§ **TASK INSTRUCTIONS**:
Print the entries verbatim, leaving out the images they contain.

§ **Dataset entries**:
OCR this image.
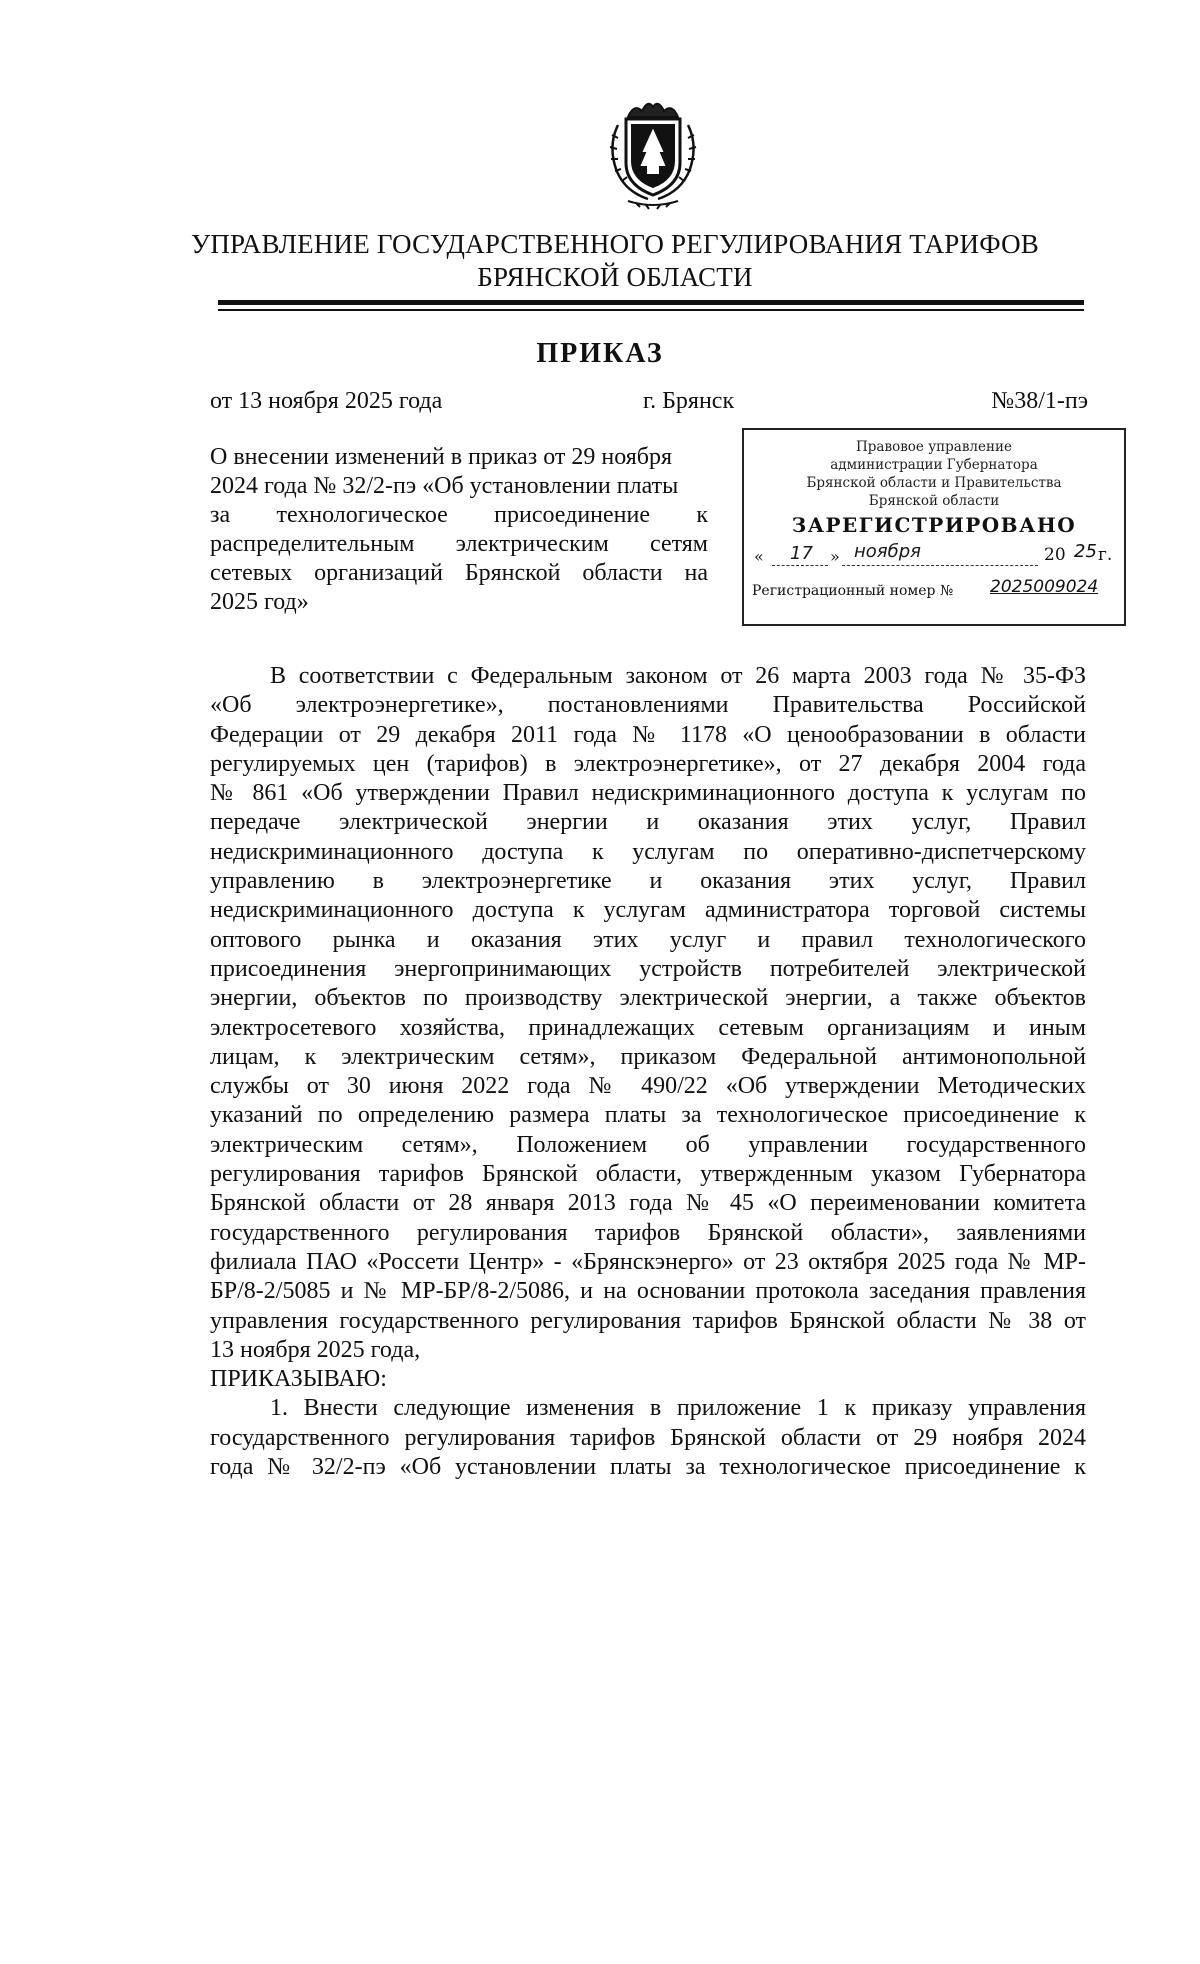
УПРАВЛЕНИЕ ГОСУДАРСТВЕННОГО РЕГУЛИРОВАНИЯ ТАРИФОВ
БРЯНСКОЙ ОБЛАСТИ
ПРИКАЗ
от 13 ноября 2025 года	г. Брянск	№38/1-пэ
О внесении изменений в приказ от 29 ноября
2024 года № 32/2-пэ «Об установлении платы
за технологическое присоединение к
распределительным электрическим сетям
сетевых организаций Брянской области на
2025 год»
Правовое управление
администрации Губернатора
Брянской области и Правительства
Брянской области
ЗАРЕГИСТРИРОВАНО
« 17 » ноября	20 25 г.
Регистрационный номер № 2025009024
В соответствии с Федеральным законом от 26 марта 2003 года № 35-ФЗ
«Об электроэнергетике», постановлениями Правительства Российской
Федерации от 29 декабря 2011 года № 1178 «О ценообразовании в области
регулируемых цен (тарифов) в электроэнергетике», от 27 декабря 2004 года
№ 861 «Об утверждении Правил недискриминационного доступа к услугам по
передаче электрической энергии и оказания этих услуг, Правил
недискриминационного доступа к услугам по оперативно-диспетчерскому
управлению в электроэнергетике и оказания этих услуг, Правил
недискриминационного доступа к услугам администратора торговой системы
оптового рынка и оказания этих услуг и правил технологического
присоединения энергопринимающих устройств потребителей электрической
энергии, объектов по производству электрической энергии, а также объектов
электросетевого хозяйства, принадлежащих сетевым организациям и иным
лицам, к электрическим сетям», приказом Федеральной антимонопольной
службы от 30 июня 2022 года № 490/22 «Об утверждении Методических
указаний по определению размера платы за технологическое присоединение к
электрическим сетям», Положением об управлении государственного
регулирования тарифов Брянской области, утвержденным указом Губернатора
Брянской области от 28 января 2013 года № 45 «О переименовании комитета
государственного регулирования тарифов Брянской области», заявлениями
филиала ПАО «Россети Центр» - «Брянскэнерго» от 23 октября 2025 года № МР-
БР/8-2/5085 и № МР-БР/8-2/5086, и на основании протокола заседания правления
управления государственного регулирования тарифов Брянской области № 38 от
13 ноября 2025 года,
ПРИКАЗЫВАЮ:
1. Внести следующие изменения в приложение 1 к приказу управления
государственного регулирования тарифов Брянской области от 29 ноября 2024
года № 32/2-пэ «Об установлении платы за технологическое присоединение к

§ **CORRECT RESPONSE**:
OCR this image.
УПРАВЛЕНИЕ ГОСУДАРСТВЕННОГО РЕГУЛИРОВАНИЯ ТАРИФОВ
БРЯНСКОЙ ОБЛАСТИ
ПРИКАЗ
от 13 ноября 2025 года	г. Брянск	№38/1-пэ
О внесении изменений в приказ от 29 ноября
2024 года № 32/2-пэ «Об установлении платы
за технологическое присоединение к
распределительным электрическим сетям
сетевых организаций Брянской области на
2025 год»
Правовое управление
администрации Губернатора
Брянской области и Правительства
Брянской области
ЗАРЕГИСТРИРОВАНО
« 17 » ноября	20 25 г.
Регистрационный номер № 2025009024
В соответствии с Федеральным законом от 26 марта 2003 года № 35-ФЗ
«Об электроэнергетике», постановлениями Правительства Российской
Федерации от 29 декабря 2011 года № 1178 «О ценообразовании в области
регулируемых цен (тарифов) в электроэнергетике», от 27 декабря 2004 года
№ 861 «Об утверждении Правил недискриминационного доступа к услугам по
передаче электрической энергии и оказания этих услуг, Правил
недискриминационного доступа к услугам по оперативно-диспетчерскому
управлению в электроэнергетике и оказания этих услуг, Правил
недискриминационного доступа к услугам администратора торговой системы
оптового рынка и оказания этих услуг и правил технологического
присоединения энергопринимающих устройств потребителей электрической
энергии, объектов по производству электрической энергии, а также объектов
электросетевого хозяйства, принадлежащих сетевым организациям и иным
лицам, к электрическим сетям», приказом Федеральной антимонопольной
службы от 30 июня 2022 года № 490/22 «Об утверждении Методических
указаний по определению размера платы за технологическое присоединение к
электрическим сетям», Положением об управлении государственного
регулирования тарифов Брянской области, утвержденным указом Губернатора
Брянской области от 28 января 2013 года № 45 «О переименовании комитета
государственного регулирования тарифов Брянской области», заявлениями
филиала ПАО «Россети Центр» - «Брянскэнерго» от 23 октября 2025 года № МР-
БР/8-2/5085 и № МР-БР/8-2/5086, и на основании протокола заседания правления
управления государственного регулирования тарифов Брянской области № 38 от
13 ноября 2025 года,
ПРИКАЗЫВАЮ:
1. Внести следующие изменения в приложение 1 к приказу управления
государственного регулирования тарифов Брянской области от 29 ноября 2024
года № 32/2-пэ «Об установлении платы за технологическое присоединение к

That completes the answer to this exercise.